- Given records:
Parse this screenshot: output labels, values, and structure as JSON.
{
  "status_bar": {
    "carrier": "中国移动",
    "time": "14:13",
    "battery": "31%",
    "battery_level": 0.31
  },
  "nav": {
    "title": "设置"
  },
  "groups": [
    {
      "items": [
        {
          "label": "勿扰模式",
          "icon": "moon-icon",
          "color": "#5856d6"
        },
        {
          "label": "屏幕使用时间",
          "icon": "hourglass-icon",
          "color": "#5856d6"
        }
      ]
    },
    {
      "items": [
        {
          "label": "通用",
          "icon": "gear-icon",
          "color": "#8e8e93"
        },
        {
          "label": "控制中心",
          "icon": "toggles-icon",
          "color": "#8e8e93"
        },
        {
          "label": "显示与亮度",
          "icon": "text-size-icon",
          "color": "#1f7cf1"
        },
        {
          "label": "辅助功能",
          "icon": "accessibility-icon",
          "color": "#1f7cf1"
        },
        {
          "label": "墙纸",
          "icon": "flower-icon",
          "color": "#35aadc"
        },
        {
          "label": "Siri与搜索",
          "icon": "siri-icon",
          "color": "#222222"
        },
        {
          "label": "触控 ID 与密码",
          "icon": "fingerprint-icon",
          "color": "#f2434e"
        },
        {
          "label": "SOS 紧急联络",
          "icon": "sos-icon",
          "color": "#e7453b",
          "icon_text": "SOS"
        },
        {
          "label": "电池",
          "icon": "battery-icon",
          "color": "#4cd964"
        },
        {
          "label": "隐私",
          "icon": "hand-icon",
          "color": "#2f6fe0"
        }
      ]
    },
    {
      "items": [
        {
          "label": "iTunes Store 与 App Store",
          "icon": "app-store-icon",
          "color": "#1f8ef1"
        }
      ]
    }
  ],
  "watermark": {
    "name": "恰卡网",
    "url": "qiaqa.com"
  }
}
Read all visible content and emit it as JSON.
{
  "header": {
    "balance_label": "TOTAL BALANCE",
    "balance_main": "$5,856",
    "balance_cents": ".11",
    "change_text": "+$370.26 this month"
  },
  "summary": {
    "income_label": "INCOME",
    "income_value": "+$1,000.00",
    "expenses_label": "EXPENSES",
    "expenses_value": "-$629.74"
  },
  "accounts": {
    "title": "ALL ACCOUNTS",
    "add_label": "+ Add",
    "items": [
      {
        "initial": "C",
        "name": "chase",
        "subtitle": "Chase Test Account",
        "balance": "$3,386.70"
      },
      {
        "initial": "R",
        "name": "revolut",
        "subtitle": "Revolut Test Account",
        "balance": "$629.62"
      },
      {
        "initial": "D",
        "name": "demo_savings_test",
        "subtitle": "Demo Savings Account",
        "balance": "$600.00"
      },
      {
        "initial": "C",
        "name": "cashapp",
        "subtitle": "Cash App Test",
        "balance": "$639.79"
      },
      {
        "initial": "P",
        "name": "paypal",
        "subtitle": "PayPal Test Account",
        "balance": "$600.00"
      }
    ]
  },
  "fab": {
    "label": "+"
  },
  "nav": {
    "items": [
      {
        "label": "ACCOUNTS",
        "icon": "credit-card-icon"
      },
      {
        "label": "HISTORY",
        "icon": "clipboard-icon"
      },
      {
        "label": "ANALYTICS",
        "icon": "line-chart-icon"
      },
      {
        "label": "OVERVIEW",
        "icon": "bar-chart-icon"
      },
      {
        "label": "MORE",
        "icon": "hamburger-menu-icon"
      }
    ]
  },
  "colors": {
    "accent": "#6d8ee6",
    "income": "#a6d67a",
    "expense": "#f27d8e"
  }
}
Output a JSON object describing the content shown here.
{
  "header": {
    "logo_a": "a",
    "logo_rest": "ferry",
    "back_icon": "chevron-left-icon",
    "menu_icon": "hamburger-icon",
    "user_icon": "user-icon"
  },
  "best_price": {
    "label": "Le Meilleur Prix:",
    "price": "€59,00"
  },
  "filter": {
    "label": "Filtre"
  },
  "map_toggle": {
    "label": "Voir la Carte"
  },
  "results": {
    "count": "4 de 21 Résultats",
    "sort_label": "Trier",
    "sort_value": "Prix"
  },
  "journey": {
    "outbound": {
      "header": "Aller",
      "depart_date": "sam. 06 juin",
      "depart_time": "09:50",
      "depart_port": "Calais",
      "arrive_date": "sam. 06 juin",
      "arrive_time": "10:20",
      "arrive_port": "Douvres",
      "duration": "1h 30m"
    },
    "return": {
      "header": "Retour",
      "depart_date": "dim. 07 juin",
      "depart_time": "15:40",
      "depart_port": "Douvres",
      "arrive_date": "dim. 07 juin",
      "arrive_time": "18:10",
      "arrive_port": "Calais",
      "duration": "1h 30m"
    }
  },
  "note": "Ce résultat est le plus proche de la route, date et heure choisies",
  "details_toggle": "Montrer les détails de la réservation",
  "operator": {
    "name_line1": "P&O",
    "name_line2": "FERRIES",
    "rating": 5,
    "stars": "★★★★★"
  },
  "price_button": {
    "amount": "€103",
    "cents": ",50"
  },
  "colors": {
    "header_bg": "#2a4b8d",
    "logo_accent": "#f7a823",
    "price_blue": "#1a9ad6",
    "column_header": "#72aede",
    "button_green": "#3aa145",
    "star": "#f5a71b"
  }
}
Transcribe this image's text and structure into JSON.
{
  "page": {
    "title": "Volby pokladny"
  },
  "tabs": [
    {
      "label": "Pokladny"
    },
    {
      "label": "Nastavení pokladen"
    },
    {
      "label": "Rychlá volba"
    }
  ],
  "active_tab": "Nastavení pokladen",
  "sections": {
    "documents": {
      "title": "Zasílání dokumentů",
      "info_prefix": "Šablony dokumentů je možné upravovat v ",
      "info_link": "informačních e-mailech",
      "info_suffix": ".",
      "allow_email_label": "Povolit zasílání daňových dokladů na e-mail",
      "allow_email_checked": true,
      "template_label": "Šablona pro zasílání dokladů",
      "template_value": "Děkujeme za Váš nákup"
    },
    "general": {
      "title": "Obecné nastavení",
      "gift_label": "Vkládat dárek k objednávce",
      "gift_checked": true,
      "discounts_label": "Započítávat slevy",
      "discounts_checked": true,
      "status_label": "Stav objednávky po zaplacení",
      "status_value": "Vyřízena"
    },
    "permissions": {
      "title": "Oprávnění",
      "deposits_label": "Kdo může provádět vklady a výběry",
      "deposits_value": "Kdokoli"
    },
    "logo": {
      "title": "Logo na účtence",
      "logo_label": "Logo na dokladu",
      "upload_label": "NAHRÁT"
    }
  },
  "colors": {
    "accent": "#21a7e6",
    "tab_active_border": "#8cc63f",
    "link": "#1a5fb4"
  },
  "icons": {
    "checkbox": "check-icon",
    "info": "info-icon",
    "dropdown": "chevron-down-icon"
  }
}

- Task prompt: Examine the listing and say how many of its lines contain the string "Douvres". Give the number alone.

- Expected answer: 2